Dataset records:
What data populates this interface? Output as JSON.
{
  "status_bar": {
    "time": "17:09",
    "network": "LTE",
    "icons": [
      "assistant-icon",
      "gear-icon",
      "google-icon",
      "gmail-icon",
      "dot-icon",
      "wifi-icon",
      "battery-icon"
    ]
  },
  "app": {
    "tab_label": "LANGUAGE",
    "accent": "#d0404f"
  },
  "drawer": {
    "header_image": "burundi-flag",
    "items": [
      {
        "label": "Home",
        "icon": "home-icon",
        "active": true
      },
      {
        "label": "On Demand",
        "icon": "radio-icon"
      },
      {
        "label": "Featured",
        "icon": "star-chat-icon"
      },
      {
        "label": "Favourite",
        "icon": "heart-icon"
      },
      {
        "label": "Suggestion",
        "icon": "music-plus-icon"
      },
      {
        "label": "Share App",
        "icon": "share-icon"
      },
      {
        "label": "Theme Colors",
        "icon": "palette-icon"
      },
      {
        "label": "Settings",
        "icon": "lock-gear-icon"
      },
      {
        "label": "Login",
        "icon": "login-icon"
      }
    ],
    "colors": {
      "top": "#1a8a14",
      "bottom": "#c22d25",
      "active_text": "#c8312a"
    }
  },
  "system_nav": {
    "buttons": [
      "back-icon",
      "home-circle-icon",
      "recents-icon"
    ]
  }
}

Required task: Reproduce the entries above in full, verbatim.

Final result:
What data populates this interface? Output as JSON.
{
  "status_bar": {
    "time": "17:09",
    "network": "LTE",
    "icons": [
      "assistant-icon",
      "gear-icon",
      "google-icon",
      "gmail-icon",
      "dot-icon",
      "wifi-icon",
      "battery-icon"
    ]
  },
  "app": {
    "tab_label": "LANGUAGE",
    "accent": "#d0404f"
  },
  "drawer": {
    "header_image": "burundi-flag",
    "items": [
      {
        "label": "Home",
        "icon": "home-icon",
        "active": true
      },
      {
        "label": "On Demand",
        "icon": "radio-icon"
      },
      {
        "label": "Featured",
        "icon": "star-chat-icon"
      },
      {
        "label": "Favourite",
        "icon": "heart-icon"
      },
      {
        "label": "Suggestion",
        "icon": "music-plus-icon"
      },
      {
        "label": "Share App",
        "icon": "share-icon"
      },
      {
        "label": "Theme Colors",
        "icon": "palette-icon"
      },
      {
        "label": "Settings",
        "icon": "lock-gear-icon"
      },
      {
        "label": "Login",
        "icon": "login-icon"
      }
    ],
    "colors": {
      "top": "#1a8a14",
      "bottom": "#c22d25",
      "active_text": "#c8312a"
    }
  },
  "system_nav": {
    "buttons": [
      "back-icon",
      "home-circle-icon",
      "recents-icon"
    ]
  }
}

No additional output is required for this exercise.